## WORK TO COMPLETE:
Copy every record below exactly.

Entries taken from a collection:

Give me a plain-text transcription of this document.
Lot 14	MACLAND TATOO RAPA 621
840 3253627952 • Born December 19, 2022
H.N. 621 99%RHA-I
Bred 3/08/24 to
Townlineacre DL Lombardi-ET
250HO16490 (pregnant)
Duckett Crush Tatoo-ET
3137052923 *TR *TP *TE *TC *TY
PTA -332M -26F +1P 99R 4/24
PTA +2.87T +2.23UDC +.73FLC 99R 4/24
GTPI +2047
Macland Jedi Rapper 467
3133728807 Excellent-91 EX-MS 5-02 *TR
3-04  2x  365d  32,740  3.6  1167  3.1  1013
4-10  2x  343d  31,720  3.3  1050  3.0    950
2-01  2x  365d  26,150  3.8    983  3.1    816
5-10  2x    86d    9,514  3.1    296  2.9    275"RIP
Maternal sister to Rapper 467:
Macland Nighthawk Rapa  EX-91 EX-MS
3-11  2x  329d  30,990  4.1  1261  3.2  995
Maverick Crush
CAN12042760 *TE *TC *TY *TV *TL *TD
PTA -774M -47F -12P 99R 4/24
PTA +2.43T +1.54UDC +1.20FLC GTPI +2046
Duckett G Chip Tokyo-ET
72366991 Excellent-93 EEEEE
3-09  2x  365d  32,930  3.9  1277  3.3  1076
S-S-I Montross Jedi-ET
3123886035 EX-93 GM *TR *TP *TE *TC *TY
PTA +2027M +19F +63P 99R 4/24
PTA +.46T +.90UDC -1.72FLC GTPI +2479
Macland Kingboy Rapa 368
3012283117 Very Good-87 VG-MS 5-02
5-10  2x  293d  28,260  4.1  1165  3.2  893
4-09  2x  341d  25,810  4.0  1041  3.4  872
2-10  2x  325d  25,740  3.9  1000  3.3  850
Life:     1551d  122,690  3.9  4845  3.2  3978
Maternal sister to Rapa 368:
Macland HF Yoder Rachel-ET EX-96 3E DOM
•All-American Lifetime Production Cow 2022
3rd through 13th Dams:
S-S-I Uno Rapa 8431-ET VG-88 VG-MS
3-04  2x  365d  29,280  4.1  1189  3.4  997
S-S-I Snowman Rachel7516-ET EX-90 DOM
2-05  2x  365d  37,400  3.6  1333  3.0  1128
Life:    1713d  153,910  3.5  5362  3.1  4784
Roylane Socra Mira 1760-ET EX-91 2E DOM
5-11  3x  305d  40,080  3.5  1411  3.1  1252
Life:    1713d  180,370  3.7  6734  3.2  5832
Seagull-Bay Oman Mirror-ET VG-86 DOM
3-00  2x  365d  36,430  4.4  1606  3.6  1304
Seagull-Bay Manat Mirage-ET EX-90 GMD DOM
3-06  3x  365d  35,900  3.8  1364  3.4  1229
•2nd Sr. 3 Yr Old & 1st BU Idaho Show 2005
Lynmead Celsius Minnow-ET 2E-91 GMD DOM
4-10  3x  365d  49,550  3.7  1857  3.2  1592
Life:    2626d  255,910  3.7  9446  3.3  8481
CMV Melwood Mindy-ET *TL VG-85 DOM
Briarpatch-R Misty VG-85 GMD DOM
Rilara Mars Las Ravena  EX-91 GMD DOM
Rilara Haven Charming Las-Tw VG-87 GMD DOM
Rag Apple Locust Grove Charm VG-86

## CORRECT RESULT:
Give me a plain-text transcription of this document.
Lot 14	MACLAND TATOO RAPA 621
840 3253627952 • Born December 19, 2022
H.N. 621 99%RHA-I
Bred 3/08/24 to
Townlineacre DL Lombardi-ET
250HO16490 (pregnant)
Duckett Crush Tatoo-ET
3137052923 *TR *TP *TE *TC *TY
PTA -332M -26F +1P 99R 4/24
PTA +2.87T +2.23UDC +.73FLC 99R 4/24
GTPI +2047
Macland Jedi Rapper 467
3133728807 Excellent-91 EX-MS 5-02 *TR
3-04  2x  365d  32,740  3.6  1167  3.1  1013
4-10  2x  343d  31,720  3.3  1050  3.0    950
2-01  2x  365d  26,150  3.8    983  3.1    816
5-10  2x    86d    9,514  3.1    296  2.9    275"RIP
Maternal sister to Rapper 467:
Macland Nighthawk Rapa  EX-91 EX-MS
3-11  2x  329d  30,990  4.1  1261  3.2  995
Maverick Crush
CAN12042760 *TE *TC *TY *TV *TL *TD
PTA -774M -47F -12P 99R 4/24
PTA +2.43T +1.54UDC +1.20FLC GTPI +2046
Duckett G Chip Tokyo-ET
72366991 Excellent-93 EEEEE
3-09  2x  365d  32,930  3.9  1277  3.3  1076
S-S-I Montross Jedi-ET
3123886035 EX-93 GM *TR *TP *TE *TC *TY
PTA +2027M +19F +63P 99R 4/24
PTA +.46T +.90UDC -1.72FLC GTPI +2479
Macland Kingboy Rapa 368
3012283117 Very Good-87 VG-MS 5-02
5-10  2x  293d  28,260  4.1  1165  3.2  893
4-09  2x  341d  25,810  4.0  1041  3.4  872
2-10  2x  325d  25,740  3.9  1000  3.3  850
Life:     1551d  122,690  3.9  4845  3.2  3978
Maternal sister to Rapa 368:
Macland HF Yoder Rachel-ET EX-96 3E DOM
•All-American Lifetime Production Cow 2022
3rd through 13th Dams:
S-S-I Uno Rapa 8431-ET VG-88 VG-MS
3-04  2x  365d  29,280  4.1  1189  3.4  997
S-S-I Snowman Rachel7516-ET EX-90 DOM
2-05  2x  365d  37,400  3.6  1333  3.0  1128
Life:    1713d  153,910  3.5  5362  3.1  4784
Roylane Socra Mira 1760-ET EX-91 2E DOM
5-11  3x  305d  40,080  3.5  1411  3.1  1252
Life:    1713d  180,370  3.7  6734  3.2  5832
Seagull-Bay Oman Mirror-ET VG-86 DOM
3-00  2x  365d  36,430  4.4  1606  3.6  1304
Seagull-Bay Manat Mirage-ET EX-90 GMD DOM
3-06  3x  365d  35,900  3.8  1364  3.4  1229
•2nd Sr. 3 Yr Old & 1st BU Idaho Show 2005
Lynmead Celsius Minnow-ET 2E-91 GMD DOM
4-10  3x  365d  49,550  3.7  1857  3.2  1592
Life:    2626d  255,910  3.7  9446  3.3  8481
CMV Melwood Mindy-ET *TL VG-85 DOM
Briarpatch-R Misty VG-85 GMD DOM
Rilara Mars Las Ravena  EX-91 GMD DOM
Rilara Haven Charming Las-Tw VG-87 GMD DOM
Rag Apple Locust Grove Charm VG-86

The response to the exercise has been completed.